SET TASK:
Using the records below, count the lines with "plots" in them. Give the number only.

DATA ENTRIES:
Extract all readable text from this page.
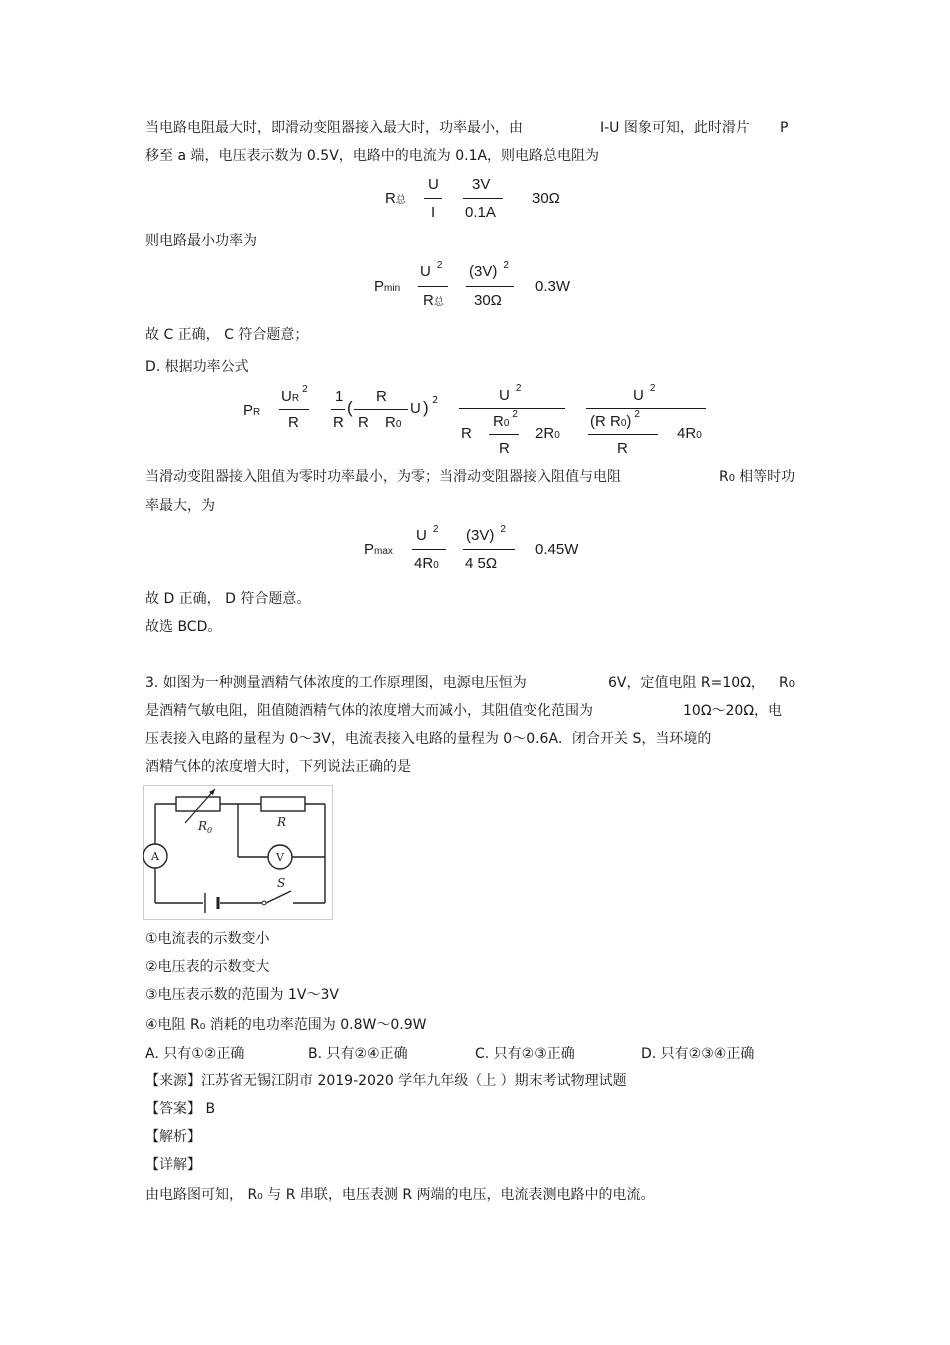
当电路电阻最大时，即滑动变阻器接入最大时，功率最小，由	I-U 图象可知，此时滑片 P
移至 a 端，电压表示数为 0.5V，电路中的电流为 0.1A，则电路总电阻为
R总
U
I
3V
0.1A
30Ω
则电路最小功率为
Pmin
U $^2$
R总
(3V) $^2$
30Ω
0.3W
故 C 正确， C 符合题意；
D. 根据功率公式
PR
$UR^2$
R
1
R
(
R
R R0
U ) 2	U $^2$
R
$R0^2$
R
2R0
U $^2$
(R R0) $^2$
R
4R0
当滑动变阻器接入阻值为零时功率最小，为零；当滑动变阻器接入阻值与电阻	R0 相等时功
率最大，为
Pmax
U $^2$
4R0
(3V) $^2$
4 5Ω
0.45W
故 D 正确， D 符合题意。
故选 BCD。
3. 如图为一种测量酒精气体浓度的工作原理图，电源电压恒为	6V，定值电阻 R=10Ω， R0
是酒精气敏电阻，阻值随酒精气体的浓度增大而减小，其阻值变化范围为	10Ω～20Ω，电
压表接入电路的量程为 0～3V，电流表接入电路的量程为 0～0.6A．闭合开关 S，当环境的
酒精气体的浓度增大时，下列说法正确的是
$R_0$
R
A	V
S
①电流表的示数变小
②电压表的示数变大
③电压表示数的范围为 1V～3V
④电阻 R₀ 消耗的电功率范围为 0.8W～0.9W
A. 只有①②正确	B. 只有②④正确	C. 只有②③正确	D. 只有②③④正确
【来源】江苏省无锡江阴市 2019-2020 学年九年级（上 ）期末考试物理试题
【答案】 B
【解析】
【详解】
由电路图可知， R₀ 与 R 串联，电压表测 R 两端的电压，电流表测电路中的电流。
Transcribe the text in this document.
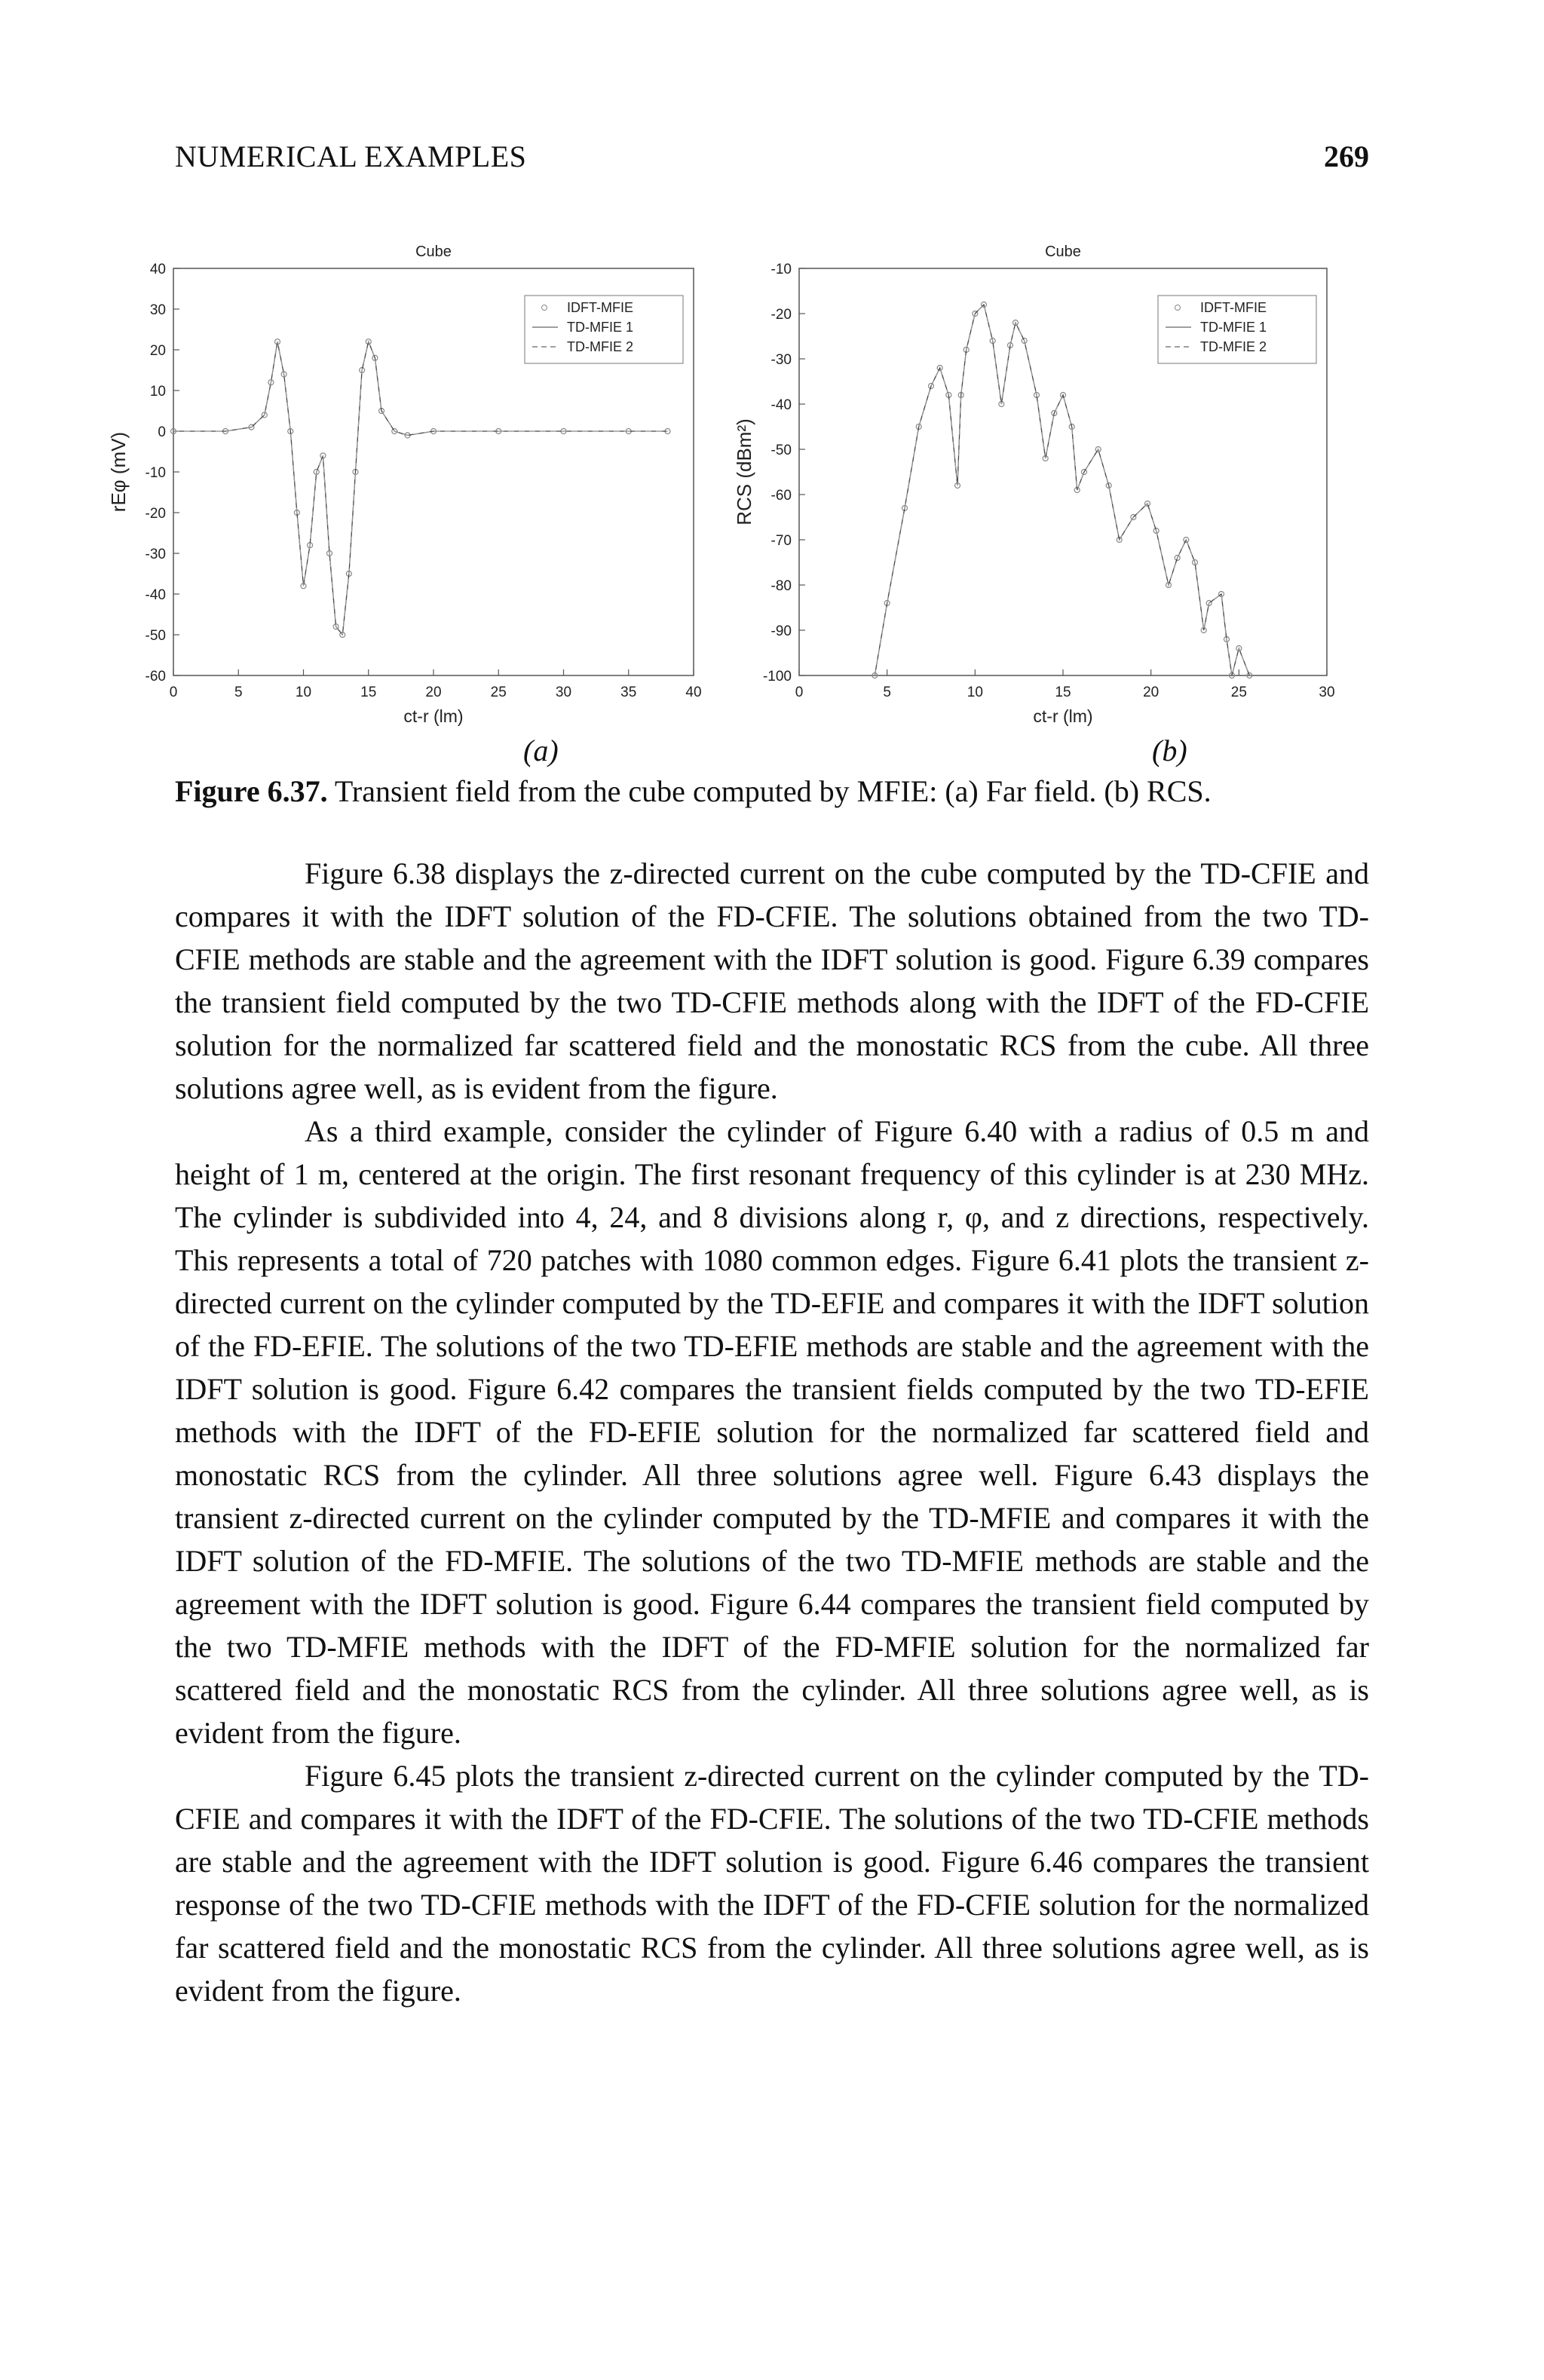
NUMERICAL EXAMPLES	269
0	5	10	15	20	25	30	35	40
40
30
20
10
0
-10
-20
-30
-40
-50
-60
Cube
ct-r (lm)
rEφ (mV)
IDFT-MFIE
TD-MFIE 1
TD-MFIE 2
0	5	10	15	20	25	30
-10
-20
-30
-40
-50
-60
-70
-80
-90
-100
Cube
ct-r (lm)
RCS (dBm²)
IDFT-MFIE
TD-MFIE 1
TD-MFIE 2
(a)	(b)
Figure 6.37. Transient field from the cube computed by MFIE: (a) Far field. (b) RCS.

Figure 6.38 displays the z-directed current on the cube computed by the TD-CFIE and compares it with the IDFT solution of the FD-CFIE. The solutions obtained from the two TD-CFIE methods are stable and the agreement with the IDFT solution is good. Figure 6.39 compares the transient field computed by the two TD-CFIE methods along with the IDFT of the FD-CFIE solution for the normalized far scattered field and the monostatic RCS from the cube. All three solutions agree well, as is evident from the figure.

As a third example, consider the cylinder of Figure 6.40 with a radius of 0.5 m and height of 1 m, centered at the origin. The first resonant frequency of this cylinder is at 230 MHz. The cylinder is subdivided into 4, 24, and 8 divisions along r, φ, and z directions, respectively. This represents a total of 720 patches with 1080 common edges. Figure 6.41 plots the transient z-directed current on the cylinder computed by the TD-EFIE and compares it with the IDFT solution of the FD-EFIE. The solutions of the two TD-EFIE methods are stable and the agreement with the IDFT solution is good. Figure 6.42 compares the transient fields computed by the two TD-EFIE methods with the IDFT of the FD-EFIE solution for the normalized far scattered field and monostatic RCS from the cylinder. All three solutions agree well. Figure 6.43 displays the transient z-directed current on the cylinder computed by the TD-MFIE and compares it with the IDFT solution of the FD-MFIE. The solutions of the two TD-MFIE methods are stable and the agreement with the IDFT solution is good. Figure 6.44 compares the transient field computed by the two TD-MFIE methods with the IDFT of the FD-MFIE solution for the normalized far scattered field and the monostatic RCS from the cylinder. All three solutions agree well, as is evident from the figure.

Figure 6.45 plots the transient z-directed current on the cylinder computed by the TD-CFIE and compares it with the IDFT of the FD-CFIE. The solutions of the two TD-CFIE methods are stable and the agreement with the IDFT solution is good. Figure 6.46 compares the transient response of the two TD-CFIE methods with the IDFT of the FD-CFIE solution for the normalized far scattered field and the monostatic RCS from the cylinder. All three solutions agree well, as is evident from the figure.
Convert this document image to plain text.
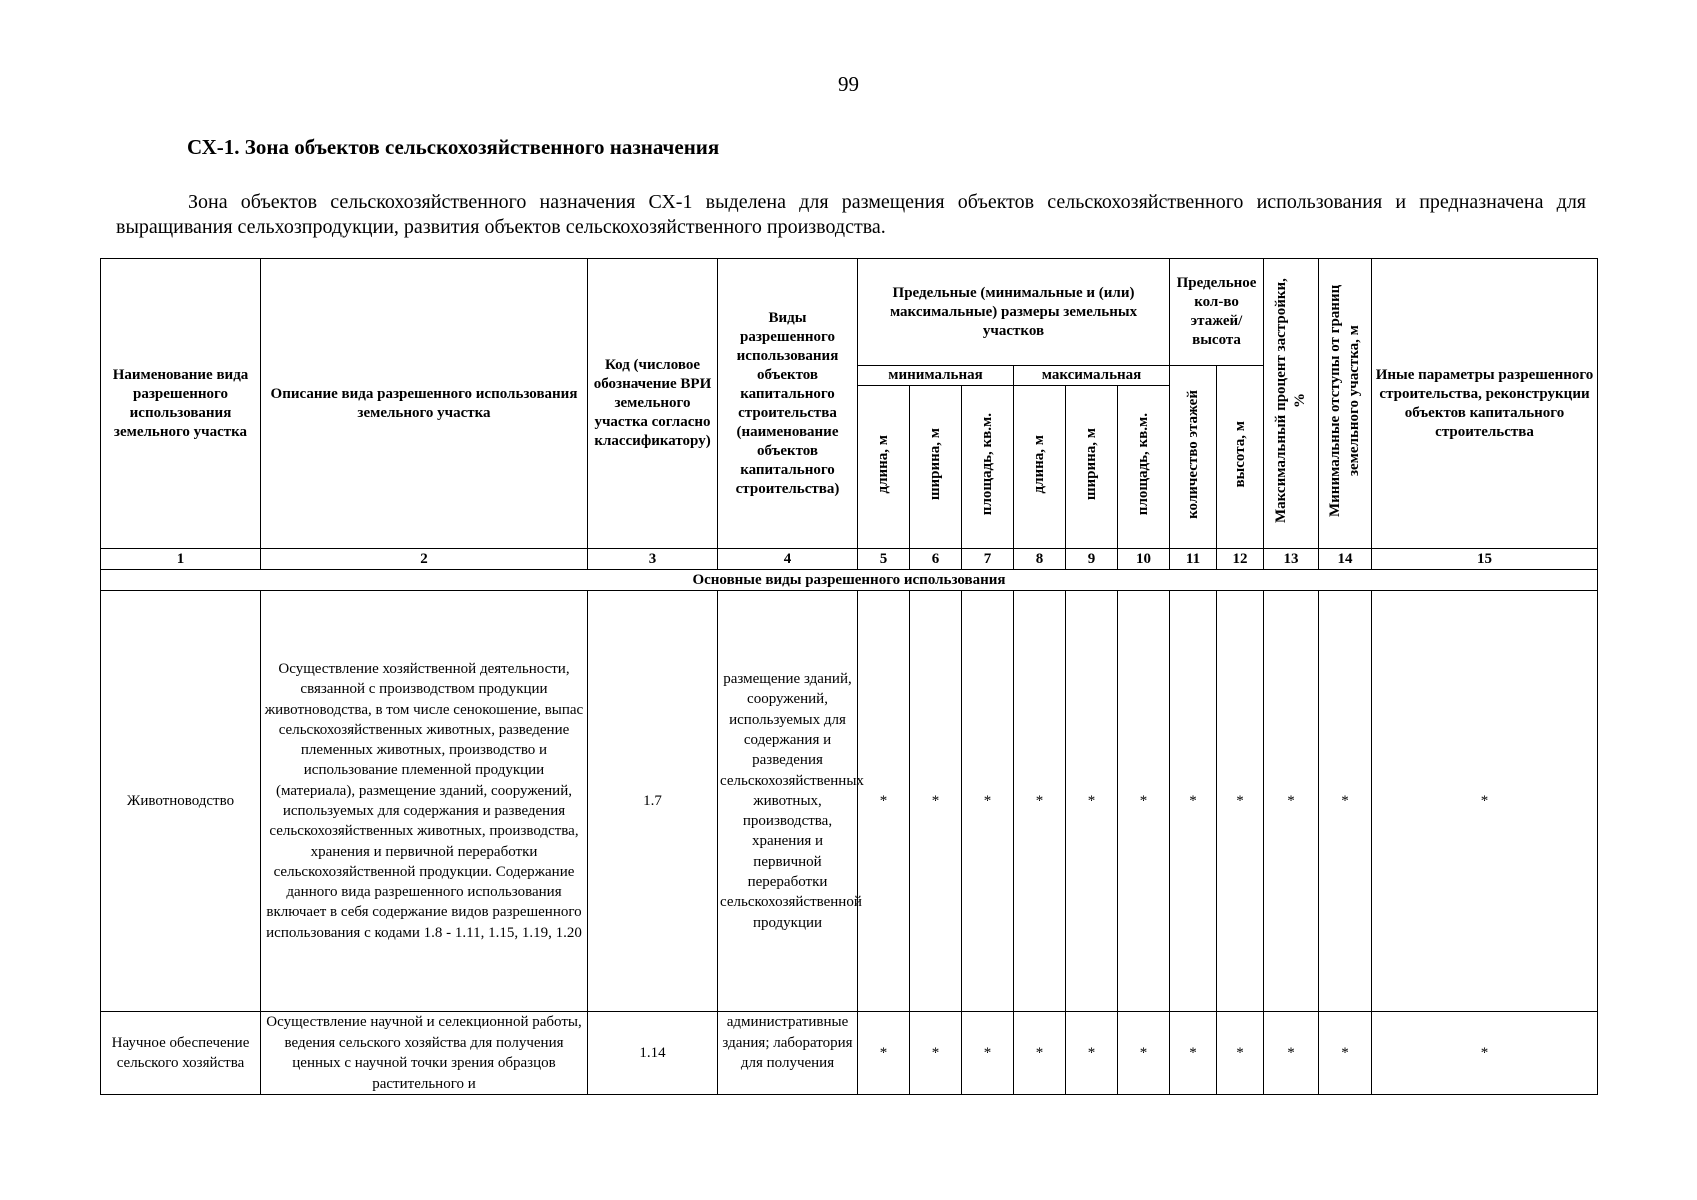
99
СХ-1. Зона объектов сельскохозяйственного назначения
Зона объектов сельскохозяйственного назначения СХ-1 выделена для размещения объектов сельскохозяйственного использования и предназначена для выращивания сельхозпродукции, развития объектов сельскохозяйственного производства.
Наименование вида разрешенного использования земельного участка	Описание вида разрешенного использования земельного участка	Код (числовое обозначение ВРИ земельного участка согласно классификатору)	Виды разрешенного использования объектов капитального строительства (наименование объектов капитального строительства)	Предельные (минимальные и (или) максимальные) размеры земельных участков						Предельное кол-во этажей/ высота		Максимальный процент застройки, %	Минимальные отступы от границ земельного участка, м	Иные параметры разрешенного строительства, реконструкции объектов капитального строительства
				минимальная			максимальная			количество этажей	высота, м			
				длина, м	ширина, м	площадь, кв.м.	длина, м	ширина, м	площадь, кв.м.					
1	2	3	4	5	6	7	8	9	10	11	12	13	14	15
Основные виды разрешенного использования														
Животноводство	Осуществление хозяйственной деятельности, связанной с производством продукции животноводства, в том числе сенокошение, выпас сельскохозяйственных животных, разведение племенных животных, производство и использование племенной продукции (материала), размещение зданий, сооружений, используемых для содержания и разведения сельскохозяйственных животных, производства, хранения и первичной переработки сельскохозяйственной продукции. Содержание данного вида разрешенного использования включает в себя содержание видов разрешенного использования с кодами 1.8 - 1.11, 1.15, 1.19, 1.20	1.7	размещение зданий, сооружений, используемых для содержания и разведения сельскохозяйственных животных, производства, хранения и первичной переработки сельскохозяйственной продукции	*	*	*	*	*	*	*	*	*	*	*
Научное обеспечение сельского хозяйства	Осуществление научной и селекционной работы, ведения сельского хозяйства для получения ценных с научной точки зрения образцов растительного и	1.14	административные здания; лаборатория для получения	*	*	*	*	*	*	*	*	*	*	*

SOLUTION FOR THIS PROBLEM:
2